··· Passage provided ···

Alfajor: theory and practices
An alfajor is, in theory, a simple thing. It's a dessert sandwich. The argentinian alfajor is usually filled with dulce de leche, which means you just can't screw it up. Even a bad alfajor is going to be good.
Yes, there are some regional alfajores filled with other stuff. Don't pay any attention to those impostors. They are hipsters wearing fake glasses they don't need. What you want is dulce de leche.
But the filling is only half of a sandwich, and a third of an alfajor. There is also the things that surround, hold and contain the notoriously sticky dulce: cookies. Some variants have tried to improve on the cookie by either going soft (cake!) or hard (Milka Mousse), but the real deal is a soft-ish cookie, not too soft (so the alfajor doesn't desintegrate) and not too hard (so it doesn't feel like eating a hockey puck).

···

## Given task
Name every type of cookie that the alfajor passage describes, giving the texture the passage assigns to each. The records that follow are separate material and have no connection to the passage on alfajores.

··· Record list ···

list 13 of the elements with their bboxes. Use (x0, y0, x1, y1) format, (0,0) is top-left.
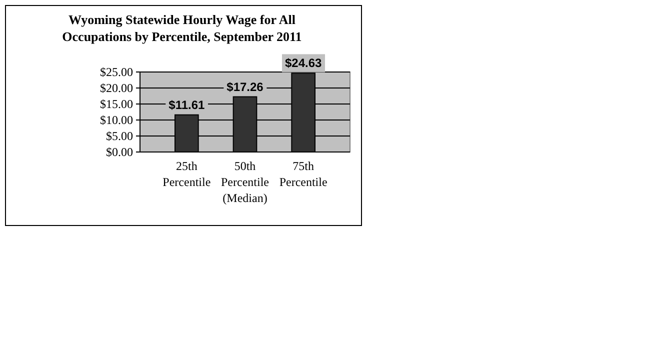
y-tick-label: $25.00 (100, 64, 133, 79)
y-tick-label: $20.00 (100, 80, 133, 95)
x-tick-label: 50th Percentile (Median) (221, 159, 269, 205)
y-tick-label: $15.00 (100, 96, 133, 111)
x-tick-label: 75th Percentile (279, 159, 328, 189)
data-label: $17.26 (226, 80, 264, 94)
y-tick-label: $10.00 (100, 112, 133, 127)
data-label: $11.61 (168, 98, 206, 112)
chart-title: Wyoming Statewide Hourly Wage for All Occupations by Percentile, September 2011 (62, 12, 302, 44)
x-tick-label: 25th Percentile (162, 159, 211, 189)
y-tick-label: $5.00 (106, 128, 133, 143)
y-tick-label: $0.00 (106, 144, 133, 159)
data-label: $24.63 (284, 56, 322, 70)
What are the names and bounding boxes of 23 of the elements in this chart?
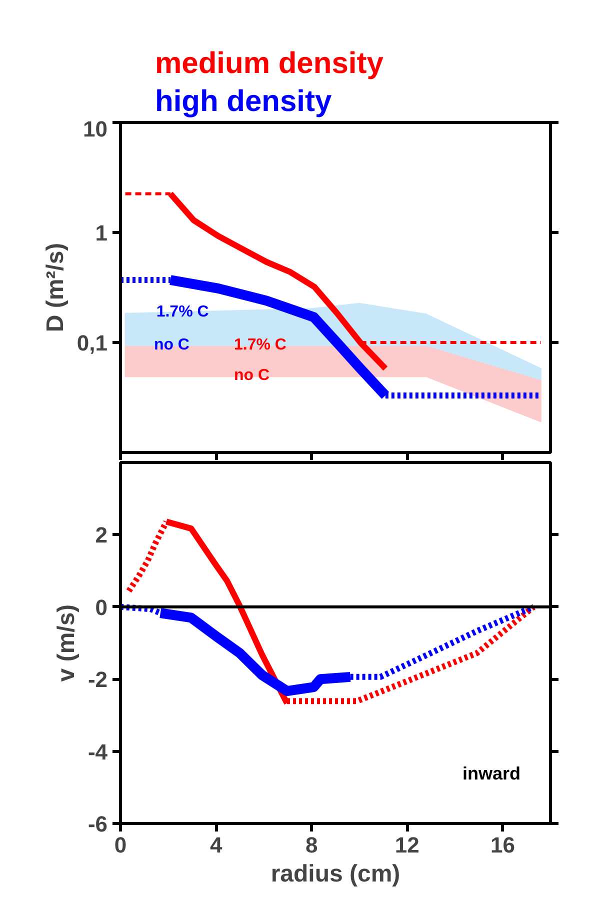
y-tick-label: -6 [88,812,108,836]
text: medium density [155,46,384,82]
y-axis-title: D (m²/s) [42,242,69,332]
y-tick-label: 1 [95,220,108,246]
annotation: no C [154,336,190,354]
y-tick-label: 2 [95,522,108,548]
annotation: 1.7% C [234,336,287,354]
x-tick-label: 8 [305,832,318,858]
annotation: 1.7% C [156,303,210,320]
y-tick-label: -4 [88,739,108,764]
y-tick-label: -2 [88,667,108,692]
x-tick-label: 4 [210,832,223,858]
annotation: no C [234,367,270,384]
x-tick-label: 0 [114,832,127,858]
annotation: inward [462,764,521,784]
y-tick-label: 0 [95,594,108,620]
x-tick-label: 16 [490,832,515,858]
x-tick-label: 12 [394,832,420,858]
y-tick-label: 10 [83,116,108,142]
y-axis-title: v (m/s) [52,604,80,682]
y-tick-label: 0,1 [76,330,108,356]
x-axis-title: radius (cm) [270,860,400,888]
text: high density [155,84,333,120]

···
··· Record list ···

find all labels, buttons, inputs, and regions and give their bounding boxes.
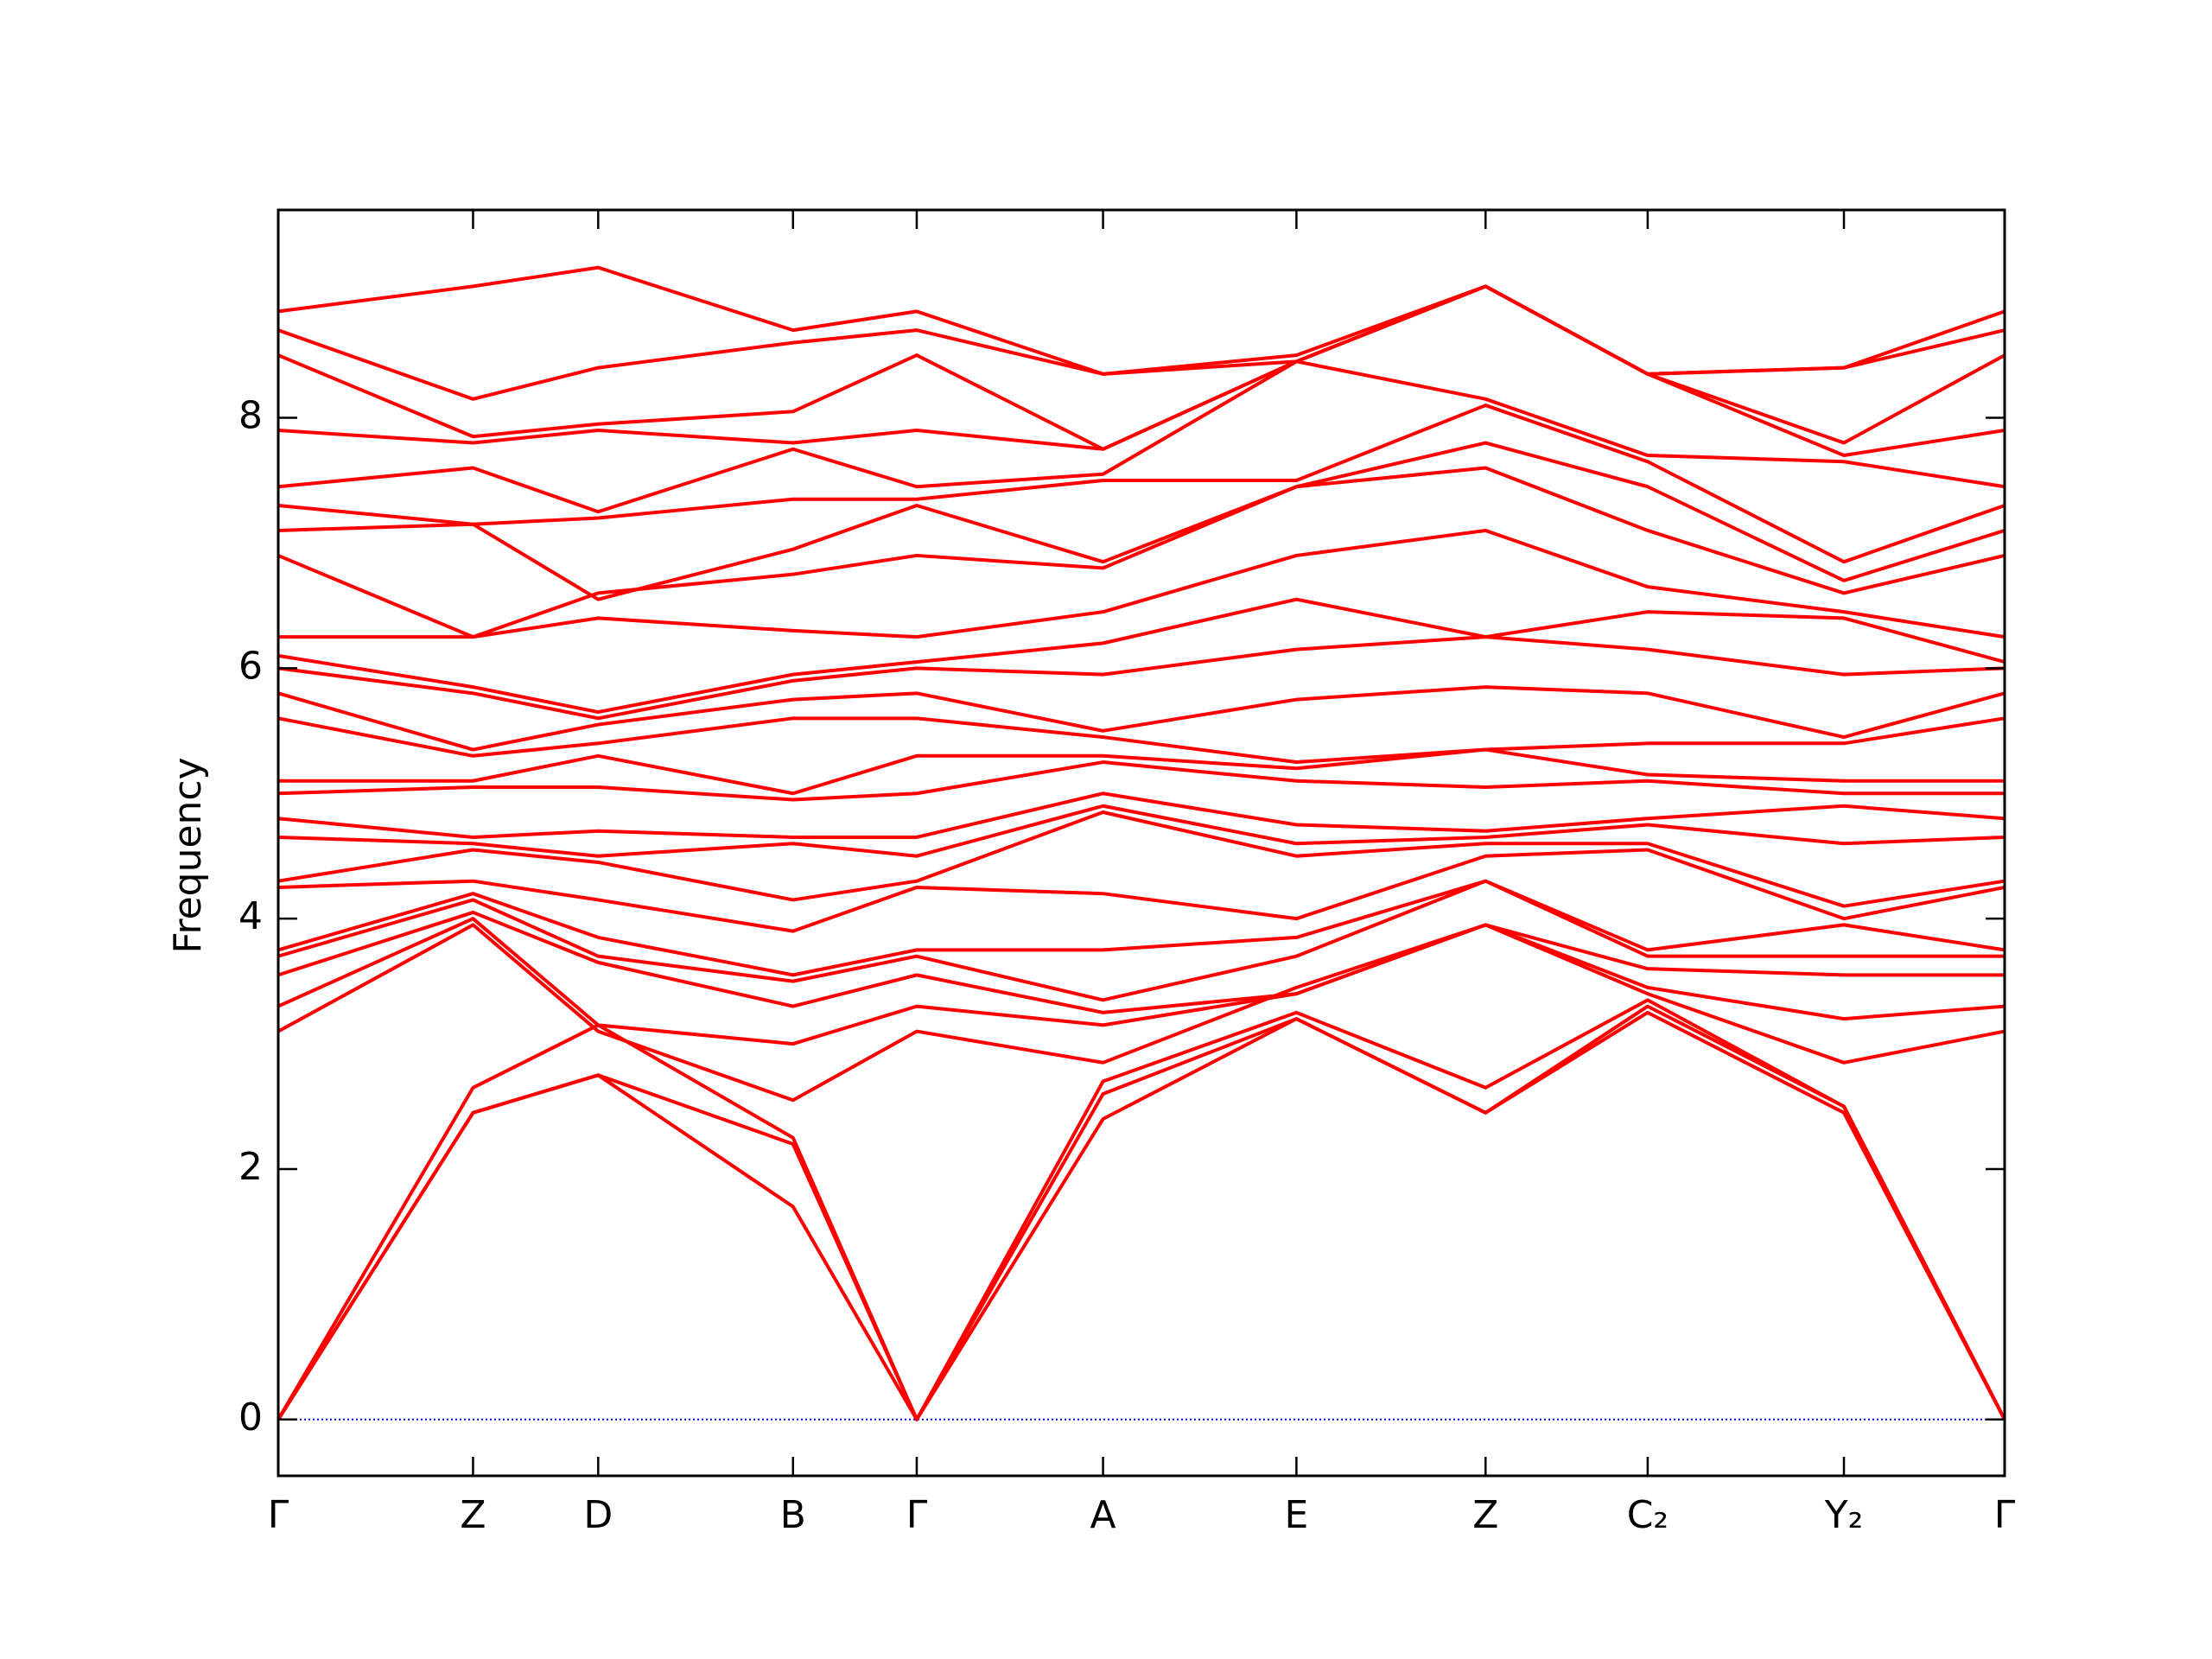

···

## Written solution
- Cake: soft
- Milka Mousse: hard
- The real deal: a soft-ish cookie, neither too soft nor too hard